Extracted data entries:
# # # #
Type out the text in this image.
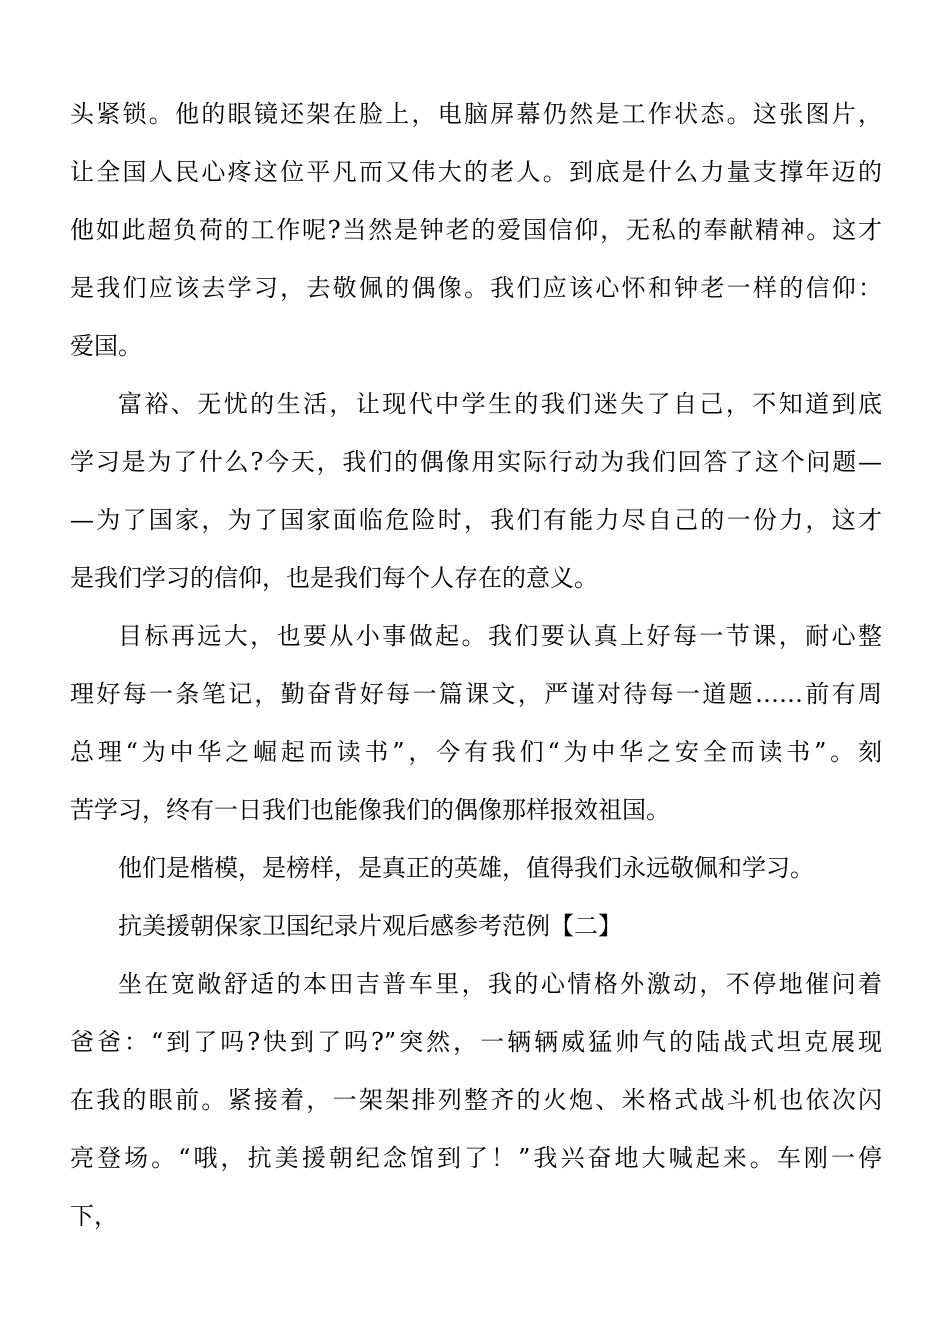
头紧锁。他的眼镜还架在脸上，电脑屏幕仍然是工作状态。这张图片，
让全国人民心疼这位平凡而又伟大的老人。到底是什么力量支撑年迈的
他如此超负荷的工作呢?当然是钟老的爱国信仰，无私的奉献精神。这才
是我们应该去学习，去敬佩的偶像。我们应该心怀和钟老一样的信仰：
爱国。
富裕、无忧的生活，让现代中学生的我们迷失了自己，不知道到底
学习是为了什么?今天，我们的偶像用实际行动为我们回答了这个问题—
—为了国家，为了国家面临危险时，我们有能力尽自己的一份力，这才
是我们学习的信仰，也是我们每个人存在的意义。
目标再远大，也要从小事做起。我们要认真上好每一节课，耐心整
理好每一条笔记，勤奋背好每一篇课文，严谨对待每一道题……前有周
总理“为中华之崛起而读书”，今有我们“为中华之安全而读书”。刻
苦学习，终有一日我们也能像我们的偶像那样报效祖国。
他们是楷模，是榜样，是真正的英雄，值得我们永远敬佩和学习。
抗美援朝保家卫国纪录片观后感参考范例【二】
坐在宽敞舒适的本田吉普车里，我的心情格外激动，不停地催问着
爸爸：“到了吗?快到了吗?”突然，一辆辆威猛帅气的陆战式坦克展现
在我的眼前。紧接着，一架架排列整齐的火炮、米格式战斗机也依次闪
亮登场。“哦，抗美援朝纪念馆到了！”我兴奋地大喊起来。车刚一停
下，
# # # #
- _Written request_
Leave the pictures out and print the records above exactly as they stand.

- _Result below_
Type out the text in this image.
头紧锁。他的眼镜还架在脸上，电脑屏幕仍然是工作状态。这张图片，
让全国人民心疼这位平凡而又伟大的老人。到底是什么力量支撑年迈的
他如此超负荷的工作呢?当然是钟老的爱国信仰，无私的奉献精神。这才
是我们应该去学习，去敬佩的偶像。我们应该心怀和钟老一样的信仰：
爱国。
富裕、无忧的生活，让现代中学生的我们迷失了自己，不知道到底
学习是为了什么?今天，我们的偶像用实际行动为我们回答了这个问题—
—为了国家，为了国家面临危险时，我们有能力尽自己的一份力，这才
是我们学习的信仰，也是我们每个人存在的意义。
目标再远大，也要从小事做起。我们要认真上好每一节课，耐心整
理好每一条笔记，勤奋背好每一篇课文，严谨对待每一道题……前有周
总理“为中华之崛起而读书”，今有我们“为中华之安全而读书”。刻
苦学习，终有一日我们也能像我们的偶像那样报效祖国。
他们是楷模，是榜样，是真正的英雄，值得我们永远敬佩和学习。
抗美援朝保家卫国纪录片观后感参考范例【二】
坐在宽敞舒适的本田吉普车里，我的心情格外激动，不停地催问着
爸爸：“到了吗?快到了吗?”突然，一辆辆威猛帅气的陆战式坦克展现
在我的眼前。紧接着，一架架排列整齐的火炮、米格式战斗机也依次闪
亮登场。“哦，抗美援朝纪念馆到了！”我兴奋地大喊起来。车刚一停
下，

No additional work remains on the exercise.